§ Written request: From the listing below, select every line where the word "ularning" appears.

[Data entries]
· · · · · · ·
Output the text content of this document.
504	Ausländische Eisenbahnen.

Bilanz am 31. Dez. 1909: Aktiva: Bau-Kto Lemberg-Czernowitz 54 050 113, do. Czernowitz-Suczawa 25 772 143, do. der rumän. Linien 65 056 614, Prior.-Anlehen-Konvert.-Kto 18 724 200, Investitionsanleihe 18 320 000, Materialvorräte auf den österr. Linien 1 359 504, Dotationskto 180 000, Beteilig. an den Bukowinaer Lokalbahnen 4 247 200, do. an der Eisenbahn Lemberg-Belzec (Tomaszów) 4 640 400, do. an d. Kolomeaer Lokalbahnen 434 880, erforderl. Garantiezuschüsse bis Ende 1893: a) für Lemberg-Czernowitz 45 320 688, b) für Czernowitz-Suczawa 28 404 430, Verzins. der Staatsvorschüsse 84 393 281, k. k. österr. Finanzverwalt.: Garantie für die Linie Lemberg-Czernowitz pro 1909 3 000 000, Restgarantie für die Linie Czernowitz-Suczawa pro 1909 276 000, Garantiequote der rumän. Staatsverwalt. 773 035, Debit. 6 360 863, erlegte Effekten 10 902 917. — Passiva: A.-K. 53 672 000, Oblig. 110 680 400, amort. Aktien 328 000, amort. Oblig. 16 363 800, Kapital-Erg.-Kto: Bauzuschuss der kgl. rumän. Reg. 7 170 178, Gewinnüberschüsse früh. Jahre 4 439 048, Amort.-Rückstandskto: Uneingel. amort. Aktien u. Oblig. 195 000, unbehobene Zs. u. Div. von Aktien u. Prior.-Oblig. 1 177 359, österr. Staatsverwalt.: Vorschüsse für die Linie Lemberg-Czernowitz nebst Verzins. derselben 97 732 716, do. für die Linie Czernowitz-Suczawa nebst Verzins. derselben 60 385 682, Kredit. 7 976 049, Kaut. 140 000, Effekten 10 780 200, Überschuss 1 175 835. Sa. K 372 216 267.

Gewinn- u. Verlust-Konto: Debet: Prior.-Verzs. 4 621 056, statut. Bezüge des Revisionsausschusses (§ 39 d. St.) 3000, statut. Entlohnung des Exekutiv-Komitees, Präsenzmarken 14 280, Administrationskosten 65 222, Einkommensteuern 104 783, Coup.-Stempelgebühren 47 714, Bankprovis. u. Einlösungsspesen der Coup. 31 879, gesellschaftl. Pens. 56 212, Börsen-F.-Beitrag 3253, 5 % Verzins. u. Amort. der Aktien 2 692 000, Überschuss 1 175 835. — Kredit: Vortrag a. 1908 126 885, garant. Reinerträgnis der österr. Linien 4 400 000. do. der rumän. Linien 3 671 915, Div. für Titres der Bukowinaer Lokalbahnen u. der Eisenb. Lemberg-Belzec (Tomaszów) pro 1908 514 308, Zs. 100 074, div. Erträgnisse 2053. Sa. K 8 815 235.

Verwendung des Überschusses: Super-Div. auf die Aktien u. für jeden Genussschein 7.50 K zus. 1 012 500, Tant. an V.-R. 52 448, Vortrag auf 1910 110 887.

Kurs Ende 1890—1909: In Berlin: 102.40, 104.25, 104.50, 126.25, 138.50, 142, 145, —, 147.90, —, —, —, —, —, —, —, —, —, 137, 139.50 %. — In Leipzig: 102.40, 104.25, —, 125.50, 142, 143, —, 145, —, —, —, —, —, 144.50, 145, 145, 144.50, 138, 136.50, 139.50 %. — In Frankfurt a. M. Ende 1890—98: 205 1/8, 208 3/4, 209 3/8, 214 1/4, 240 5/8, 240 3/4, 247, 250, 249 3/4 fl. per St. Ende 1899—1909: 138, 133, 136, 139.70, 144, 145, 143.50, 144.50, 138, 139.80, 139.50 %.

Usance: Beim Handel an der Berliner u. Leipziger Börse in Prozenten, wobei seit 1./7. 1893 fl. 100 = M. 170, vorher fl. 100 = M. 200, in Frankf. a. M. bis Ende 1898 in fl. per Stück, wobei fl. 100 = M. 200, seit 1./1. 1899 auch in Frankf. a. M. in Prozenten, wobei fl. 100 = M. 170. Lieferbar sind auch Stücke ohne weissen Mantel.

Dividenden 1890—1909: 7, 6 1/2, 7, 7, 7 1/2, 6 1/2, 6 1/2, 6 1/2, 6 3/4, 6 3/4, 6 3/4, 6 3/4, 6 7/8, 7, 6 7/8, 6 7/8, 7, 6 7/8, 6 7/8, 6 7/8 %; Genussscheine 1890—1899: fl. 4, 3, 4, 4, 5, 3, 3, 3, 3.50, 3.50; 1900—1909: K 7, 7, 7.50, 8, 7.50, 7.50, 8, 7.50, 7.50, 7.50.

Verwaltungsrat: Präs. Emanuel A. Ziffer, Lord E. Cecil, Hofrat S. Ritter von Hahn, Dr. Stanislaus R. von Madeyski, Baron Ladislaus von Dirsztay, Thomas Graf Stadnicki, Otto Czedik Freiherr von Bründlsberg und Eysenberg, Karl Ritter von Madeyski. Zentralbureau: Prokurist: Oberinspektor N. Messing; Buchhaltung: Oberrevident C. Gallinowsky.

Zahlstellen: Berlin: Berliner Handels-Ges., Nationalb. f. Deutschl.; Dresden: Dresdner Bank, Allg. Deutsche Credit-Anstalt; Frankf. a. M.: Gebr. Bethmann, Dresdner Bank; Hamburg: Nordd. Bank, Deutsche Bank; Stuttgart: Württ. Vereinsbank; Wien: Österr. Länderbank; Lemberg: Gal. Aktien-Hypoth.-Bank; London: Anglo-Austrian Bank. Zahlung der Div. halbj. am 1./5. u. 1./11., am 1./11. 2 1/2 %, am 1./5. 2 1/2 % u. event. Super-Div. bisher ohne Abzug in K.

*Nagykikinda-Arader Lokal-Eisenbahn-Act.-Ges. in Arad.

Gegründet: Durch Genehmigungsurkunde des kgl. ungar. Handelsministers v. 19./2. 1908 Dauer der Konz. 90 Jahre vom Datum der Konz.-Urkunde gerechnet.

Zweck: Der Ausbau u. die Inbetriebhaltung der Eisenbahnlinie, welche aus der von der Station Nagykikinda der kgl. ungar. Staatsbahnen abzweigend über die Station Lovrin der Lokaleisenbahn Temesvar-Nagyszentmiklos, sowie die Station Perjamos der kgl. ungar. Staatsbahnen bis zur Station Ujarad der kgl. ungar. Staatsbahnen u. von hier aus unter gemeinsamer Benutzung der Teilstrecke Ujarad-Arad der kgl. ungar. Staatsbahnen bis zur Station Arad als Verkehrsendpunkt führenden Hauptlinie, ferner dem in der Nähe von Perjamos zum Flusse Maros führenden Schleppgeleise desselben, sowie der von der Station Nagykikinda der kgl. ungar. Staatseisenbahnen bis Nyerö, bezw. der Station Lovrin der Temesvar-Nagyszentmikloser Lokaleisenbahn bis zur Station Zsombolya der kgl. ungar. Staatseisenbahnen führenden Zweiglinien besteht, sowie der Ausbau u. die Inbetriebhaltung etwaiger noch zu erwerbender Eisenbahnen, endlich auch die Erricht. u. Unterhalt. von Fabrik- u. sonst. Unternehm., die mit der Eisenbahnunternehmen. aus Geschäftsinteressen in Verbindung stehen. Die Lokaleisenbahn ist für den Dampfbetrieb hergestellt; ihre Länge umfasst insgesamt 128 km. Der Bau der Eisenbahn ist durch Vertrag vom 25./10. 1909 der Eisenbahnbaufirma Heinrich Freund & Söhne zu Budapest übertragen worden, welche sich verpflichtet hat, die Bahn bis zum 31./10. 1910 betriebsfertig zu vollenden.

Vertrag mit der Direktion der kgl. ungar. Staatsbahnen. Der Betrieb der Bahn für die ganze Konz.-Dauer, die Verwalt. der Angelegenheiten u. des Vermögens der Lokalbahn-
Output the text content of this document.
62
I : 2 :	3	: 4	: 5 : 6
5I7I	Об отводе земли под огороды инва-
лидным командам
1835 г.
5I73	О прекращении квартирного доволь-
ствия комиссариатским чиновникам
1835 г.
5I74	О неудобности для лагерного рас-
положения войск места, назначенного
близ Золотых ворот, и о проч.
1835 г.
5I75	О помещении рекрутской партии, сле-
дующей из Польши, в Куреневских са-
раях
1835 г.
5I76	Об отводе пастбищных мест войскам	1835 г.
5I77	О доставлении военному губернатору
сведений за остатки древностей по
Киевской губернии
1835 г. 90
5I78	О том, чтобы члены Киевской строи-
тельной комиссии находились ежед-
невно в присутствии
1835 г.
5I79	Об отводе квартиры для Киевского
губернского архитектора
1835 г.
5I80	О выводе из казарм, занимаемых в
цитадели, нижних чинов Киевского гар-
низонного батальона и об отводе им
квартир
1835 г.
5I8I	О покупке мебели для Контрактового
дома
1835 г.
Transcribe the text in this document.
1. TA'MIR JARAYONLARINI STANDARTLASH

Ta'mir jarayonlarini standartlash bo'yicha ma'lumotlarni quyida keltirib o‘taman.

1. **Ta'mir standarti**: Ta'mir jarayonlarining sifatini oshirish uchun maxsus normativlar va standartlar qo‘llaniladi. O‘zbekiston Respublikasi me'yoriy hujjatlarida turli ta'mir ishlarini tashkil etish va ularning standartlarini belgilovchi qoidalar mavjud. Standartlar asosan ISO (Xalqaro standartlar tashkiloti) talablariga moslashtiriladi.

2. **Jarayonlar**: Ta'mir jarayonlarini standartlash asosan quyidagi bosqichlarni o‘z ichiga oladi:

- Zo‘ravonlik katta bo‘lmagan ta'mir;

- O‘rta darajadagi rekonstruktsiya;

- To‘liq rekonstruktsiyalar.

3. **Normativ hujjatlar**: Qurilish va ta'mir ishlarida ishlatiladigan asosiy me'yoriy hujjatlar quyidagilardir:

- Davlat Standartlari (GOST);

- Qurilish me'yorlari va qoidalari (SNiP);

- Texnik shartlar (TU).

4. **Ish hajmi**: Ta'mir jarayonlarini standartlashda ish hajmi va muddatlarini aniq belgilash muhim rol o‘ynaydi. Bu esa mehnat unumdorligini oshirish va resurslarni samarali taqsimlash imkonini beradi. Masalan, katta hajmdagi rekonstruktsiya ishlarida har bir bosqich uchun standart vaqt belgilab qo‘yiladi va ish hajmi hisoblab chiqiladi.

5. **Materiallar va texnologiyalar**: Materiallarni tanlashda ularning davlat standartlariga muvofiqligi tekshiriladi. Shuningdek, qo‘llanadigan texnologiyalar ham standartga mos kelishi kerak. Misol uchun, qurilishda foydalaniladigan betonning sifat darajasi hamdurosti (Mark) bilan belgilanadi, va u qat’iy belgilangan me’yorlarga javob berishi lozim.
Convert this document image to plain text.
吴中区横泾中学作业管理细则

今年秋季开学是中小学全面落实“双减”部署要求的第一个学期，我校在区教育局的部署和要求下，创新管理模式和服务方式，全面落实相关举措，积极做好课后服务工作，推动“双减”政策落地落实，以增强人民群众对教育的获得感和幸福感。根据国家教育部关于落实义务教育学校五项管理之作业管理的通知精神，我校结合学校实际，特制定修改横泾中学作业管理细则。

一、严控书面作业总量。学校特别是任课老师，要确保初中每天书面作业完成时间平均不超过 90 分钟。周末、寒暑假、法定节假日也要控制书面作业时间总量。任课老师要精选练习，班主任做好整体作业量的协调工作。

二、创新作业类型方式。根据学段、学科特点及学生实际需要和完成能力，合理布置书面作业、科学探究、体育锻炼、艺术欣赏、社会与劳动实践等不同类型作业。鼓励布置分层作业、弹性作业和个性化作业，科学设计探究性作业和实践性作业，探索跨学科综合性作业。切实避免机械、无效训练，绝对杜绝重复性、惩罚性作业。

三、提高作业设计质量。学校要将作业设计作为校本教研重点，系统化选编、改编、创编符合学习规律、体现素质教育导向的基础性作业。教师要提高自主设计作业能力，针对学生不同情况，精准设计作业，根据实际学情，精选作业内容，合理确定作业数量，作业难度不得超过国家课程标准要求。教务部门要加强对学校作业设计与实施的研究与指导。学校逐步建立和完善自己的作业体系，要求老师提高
· · · · · · ·
§ Result of the exercise:
1. **Ta'mir standarti**: Ta'mir jarayonlarining sifatini oshirish uchun maxsus normativlar va standartlar qo‘llaniladi. O‘zbekiston Respublikasi me'yoriy hujjatlarida turli ta'mir ishlarini tashkil etish va ularning standartlarini belgilovchi qoidalar mavjud. Standartlar asosan ISO (Xalqaro standartlar tashkiloti) talablariga moslashtiriladi.
5. **Materiallar va texnologiyalar**: Materiallarni tanlashda ularning davlat standartlariga muvofiqligi tekshiriladi. Shuningdek, qo‘llanadigan texnologiyalar ham standartga mos kelishi kerak. Misol uchun, qurilishda foydalaniladigan betonning sifat darajasi hamdurosti (Mark) bilan belgilanadi, va u qat’iy belgilangan me’yorlarga javob berishi lozim.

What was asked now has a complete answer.